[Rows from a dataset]
[start]
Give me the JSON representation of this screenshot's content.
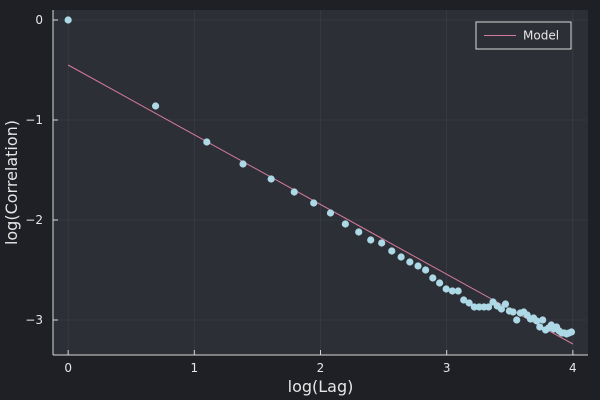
{
  "colors": {
    "background": "#1f2026",
    "plot_area": "#2d2f37",
    "points": "#add8e6",
    "model_line": "#d47b9b"
  },
  "chart_data": {
    "type": "scatter",
    "xlabel": "log(Lag)",
    "ylabel": "log(Correlation)",
    "xlim": [
      -0.12,
      4.12
    ],
    "ylim": [
      -3.35,
      0.1
    ],
    "xticks": [
      0,
      1,
      2,
      3,
      4
    ],
    "yticks": [
      0,
      -1,
      -2,
      -3
    ],
    "grid": true,
    "legend": {
      "position": "top-right",
      "entries": [
        "Model"
      ]
    },
    "series": [
      {
        "kind": "scatter",
        "x": [
          0.0,
          0.693,
          1.099,
          1.386,
          1.609,
          1.792,
          1.946,
          2.079,
          2.197,
          2.303,
          2.398,
          2.485,
          2.565,
          2.639,
          2.708,
          2.773,
          2.833,
          2.89,
          2.944,
          2.996,
          3.045,
          3.091,
          3.135,
          3.178,
          3.219,
          3.258,
          3.296,
          3.332,
          3.367,
          3.401,
          3.434,
          3.466,
          3.497,
          3.526,
          3.555,
          3.584,
          3.611,
          3.638,
          3.664,
          3.689,
          3.714,
          3.738,
          3.761,
          3.784,
          3.807,
          3.829,
          3.85,
          3.871,
          3.892,
          3.912,
          3.932,
          3.951,
          3.97,
          3.989
        ],
        "y": [
          0.0,
          -0.86,
          -1.22,
          -1.44,
          -1.59,
          -1.72,
          -1.83,
          -1.93,
          -2.04,
          -2.12,
          -2.2,
          -2.23,
          -2.31,
          -2.37,
          -2.42,
          -2.46,
          -2.5,
          -2.58,
          -2.63,
          -2.69,
          -2.71,
          -2.71,
          -2.8,
          -2.83,
          -2.87,
          -2.87,
          -2.87,
          -2.87,
          -2.82,
          -2.86,
          -2.89,
          -2.84,
          -2.91,
          -2.92,
          -3.0,
          -2.93,
          -2.92,
          -2.95,
          -2.99,
          -2.98,
          -3.01,
          -3.07,
          -3.0,
          -3.1,
          -3.08,
          -3.05,
          -3.09,
          -3.07,
          -3.11,
          -3.13,
          -3.13,
          -3.14,
          -3.13,
          -3.12
        ]
      },
      {
        "kind": "line",
        "name": "Model",
        "x": [
          0.0,
          4.0
        ],
        "y": [
          -0.45,
          -3.24
        ]
      }
    ]
  }
}
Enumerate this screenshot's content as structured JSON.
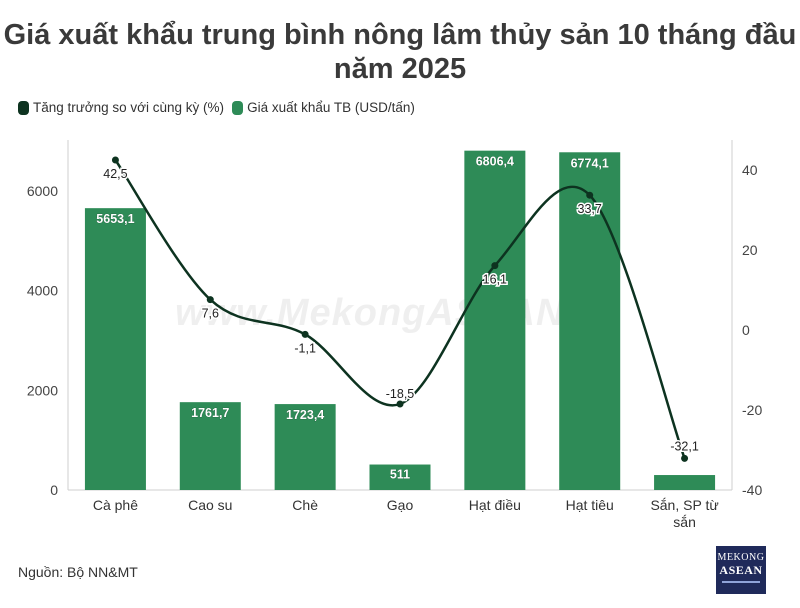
{
  "title": "Giá xuất khẩu trung bình nông lâm thủy sản 10 tháng đầu năm 2025",
  "source": "Nguồn: Bộ NN&MT",
  "watermark": "www.MekongASEAN.vn",
  "logo": {
    "line1": "MEKONG",
    "line2": "ASEAN"
  },
  "legend": [
    {
      "label": "Tăng trưởng so với cùng kỳ (%)",
      "color": "#0d3320"
    },
    {
      "label": "Giá xuất khẩu TB (USD/tấn)",
      "color": "#2e8b57"
    }
  ],
  "chart_data": {
    "type": "bar",
    "categories": [
      "Cà phê",
      "Cao su",
      "Chè",
      "Gạo",
      "Hạt điều",
      "Hạt tiêu",
      "Sắn, SP từ sắn"
    ],
    "series": [
      {
        "name": "Giá xuất khẩu TB (USD/tấn)",
        "type": "bar",
        "axis": "left",
        "color": "#2e8b57",
        "values": [
          5653.1,
          1761.7,
          1723.4,
          511,
          6806.4,
          6774.1,
          300
        ],
        "labels": [
          "5653,1",
          "1761,7",
          "1723,4",
          "511",
          "6806,4",
          "6774,1",
          ""
        ]
      },
      {
        "name": "Tăng trưởng so với cùng kỳ (%)",
        "type": "line",
        "axis": "right",
        "color": "#0d3320",
        "values": [
          42.5,
          7.6,
          -1.1,
          -18.5,
          16.1,
          33.7,
          -32.1
        ],
        "labels": [
          "42,5",
          "7,6",
          "-1,1",
          "-18,5",
          "16,1",
          "33,7",
          "-32,1"
        ]
      }
    ],
    "y_left": {
      "min": 0,
      "max": 6900,
      "ticks": [
        0,
        2000,
        4000,
        6000
      ]
    },
    "y_right": {
      "min": -40,
      "max": 46,
      "ticks": [
        -40,
        -20,
        0,
        20,
        40
      ]
    },
    "legend_position": "top-left",
    "grid": false
  }
}
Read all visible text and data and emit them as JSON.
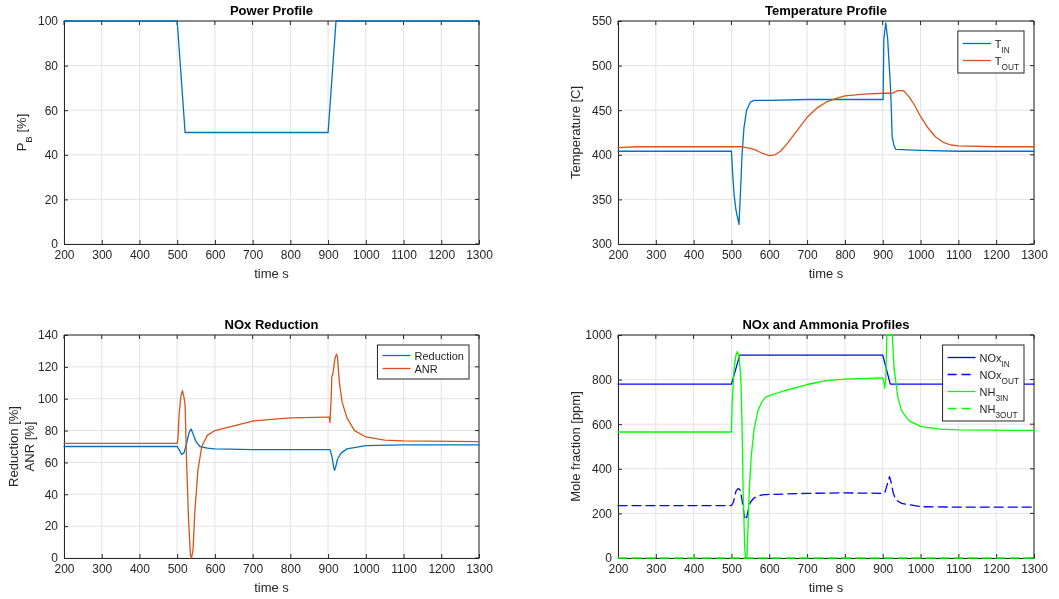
{
  "chart_data": [
    {
      "type": "line",
      "title": "Power Profile",
      "xlabel": "time s",
      "ylabel": "P$_{B}$ [%]",
      "xlim": [
        200,
        1300
      ],
      "xticks": [
        200,
        300,
        400,
        500,
        600,
        700,
        800,
        900,
        1000,
        1100,
        1200,
        1300
      ],
      "ylim": [
        0,
        100
      ],
      "yticks": [
        0,
        20,
        40,
        60,
        80,
        100
      ],
      "grid": true,
      "legend": false,
      "series": [
        {
          "color": "#0072bd",
          "x": [
            200,
            500,
            521,
            900,
            921,
            1300
          ],
          "values": [
            100,
            100,
            50,
            50,
            100,
            100
          ]
        }
      ]
    },
    {
      "type": "line",
      "title": "Temperature Profile",
      "xlabel": "time s",
      "ylabel": "Temperature [C]",
      "xlim": [
        200,
        1300
      ],
      "xticks": [
        200,
        300,
        400,
        500,
        600,
        700,
        800,
        900,
        1000,
        1100,
        1200,
        1300
      ],
      "ylim": [
        300,
        550
      ],
      "yticks": [
        300,
        350,
        400,
        450,
        500,
        550
      ],
      "grid": true,
      "legend": "top right",
      "series": [
        {
          "name": "T$_{IN}$",
          "color": "#0072bd",
          "x": [
            200,
            500,
            503,
            507,
            512,
            520,
            524,
            528,
            533,
            540,
            550,
            560,
            600,
            700,
            800,
            900,
            901,
            903,
            908,
            913,
            920,
            922,
            925,
            930,
            935,
            1000,
            1100,
            1300
          ],
          "values": [
            404,
            404,
            380,
            355,
            338,
            322,
            360,
            400,
            430,
            450,
            459,
            461,
            461,
            462,
            462,
            462,
            462,
            530,
            548,
            530,
            480,
            460,
            420,
            410,
            406,
            405,
            404,
            404
          ]
        },
        {
          "name": "T$_{OUT}$",
          "color": "#d95319",
          "x": [
            200,
            250,
            500,
            530,
            560,
            580,
            600,
            615,
            630,
            650,
            675,
            700,
            725,
            750,
            775,
            800,
            850,
            900,
            925,
            940,
            955,
            970,
            985,
            1000,
            1020,
            1040,
            1060,
            1080,
            1100,
            1200,
            1300
          ],
          "values": [
            408,
            409,
            409,
            409,
            406,
            402,
            399,
            400,
            404,
            414,
            428,
            442,
            452,
            459,
            463,
            466,
            468,
            469,
            469,
            472,
            472,
            465,
            455,
            443,
            430,
            420,
            414,
            411,
            410,
            409,
            409
          ]
        }
      ]
    },
    {
      "type": "line",
      "title": "NOx Reduction",
      "xlabel": "time s",
      "ylabel": "Reduction [%]\nANR [%]",
      "xlim": [
        200,
        1300
      ],
      "xticks": [
        200,
        300,
        400,
        500,
        600,
        700,
        800,
        900,
        1000,
        1100,
        1200,
        1300
      ],
      "ylim": [
        0,
        140
      ],
      "yticks": [
        0,
        20,
        40,
        60,
        80,
        100,
        120,
        140
      ],
      "grid": true,
      "legend": "top right",
      "series": [
        {
          "name": "Reduction",
          "color": "#0072bd",
          "x": [
            200,
            500,
            505,
            512,
            518,
            525,
            532,
            537,
            542,
            550,
            560,
            580,
            600,
            700,
            800,
            900,
            905,
            910,
            915,
            917,
            920,
            925,
            935,
            950,
            1000,
            1100,
            1300
          ],
          "values": [
            70,
            70,
            68,
            65,
            66,
            72,
            79,
            81,
            78,
            73,
            70,
            69,
            68.5,
            68,
            68,
            68,
            68,
            64,
            57,
            55,
            57,
            62,
            66,
            68.5,
            70.5,
            71,
            71
          ]
        },
        {
          "name": "ANR",
          "color": "#d95319",
          "x": [
            200,
            500,
            502,
            505,
            510,
            514,
            518,
            521,
            525,
            530,
            535,
            538,
            542,
            547,
            555,
            565,
            580,
            600,
            650,
            700,
            750,
            800,
            900,
            903,
            905,
            908,
            910,
            913,
            918,
            922,
            925,
            930,
            937,
            950,
            970,
            1000,
            1050,
            1100,
            1300
          ],
          "values": [
            72,
            72,
            75,
            90,
            102,
            105,
            101,
            96,
            60,
            25,
            2,
            0,
            5,
            30,
            55,
            70,
            77,
            80,
            83,
            86,
            87,
            88,
            88.5,
            88.5,
            85,
            100,
            114,
            116,
            125,
            128,
            126,
            110,
            98,
            88,
            80,
            76,
            74,
            73.5,
            73
          ]
        }
      ]
    },
    {
      "type": "line",
      "title": "NOx and Ammonia Profiles",
      "xlabel": "time s",
      "ylabel": "Mole fraction [ppm]",
      "xlim": [
        200,
        1300
      ],
      "xticks": [
        200,
        300,
        400,
        500,
        600,
        700,
        800,
        900,
        1000,
        1100,
        1200,
        1300
      ],
      "ylim": [
        0,
        1000
      ],
      "yticks": [
        0,
        200,
        400,
        600,
        800,
        1000
      ],
      "grid": true,
      "legend": "top right",
      "series": [
        {
          "name": "NOx$_{IN}$",
          "color": "#0000ff",
          "line_style": "solid",
          "x": [
            200,
            500,
            522,
            900,
            920,
            1300
          ],
          "values": [
            780,
            780,
            910,
            910,
            780,
            780
          ]
        },
        {
          "name": "NOx$_{OUT}$",
          "color": "#0000ff",
          "line_style": "dashed",
          "x": [
            200,
            500,
            505,
            512,
            518,
            523,
            527,
            533,
            537,
            540,
            545,
            550,
            560,
            580,
            600,
            700,
            800,
            900,
            905,
            912,
            918,
            922,
            928,
            935,
            950,
            1000,
            1100,
            1300
          ],
          "values": [
            235,
            235,
            250,
            300,
            312,
            305,
            270,
            200,
            170,
            180,
            220,
            250,
            270,
            283,
            285,
            290,
            292,
            290,
            290,
            330,
            365,
            340,
            290,
            260,
            245,
            230,
            228,
            228
          ]
        },
        {
          "name": "NH$_{3IN}$",
          "color": "#00ff00",
          "line_style": "solid",
          "x": [
            200,
            500,
            502,
            507,
            512,
            515,
            520,
            525,
            528,
            531,
            535,
            537,
            541,
            543,
            547,
            552,
            560,
            570,
            580,
            590,
            600,
            640,
            700,
            750,
            800,
            900,
            903,
            905,
            908,
            911,
            925,
            930,
            940,
            950,
            970,
            1000,
            1050,
            1100,
            1300
          ],
          "values": [
            565,
            565,
            700,
            850,
            910,
            925,
            910,
            800,
            600,
            300,
            50,
            0,
            0,
            100,
            300,
            450,
            580,
            660,
            700,
            720,
            728,
            750,
            778,
            795,
            802,
            808,
            790,
            762,
            800,
            1000,
            1000,
            850,
            720,
            660,
            615,
            590,
            578,
            575,
            572
          ]
        },
        {
          "name": "NH$_{3OUT}$",
          "color": "#00ff00",
          "line_style": "dashed",
          "x": [
            200,
            1300
          ],
          "values": [
            0,
            0
          ]
        }
      ]
    }
  ]
}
[end]
**GOAL:**
Gather up, from the records above, each line where the word "JSON" appears.

**PROBLEM SOLUTION:**
Give me the JSON representation of this screenshot's content.
Enumerate this screenshot's content as structured JSON.
Read all visible text and data and emit them as JSON.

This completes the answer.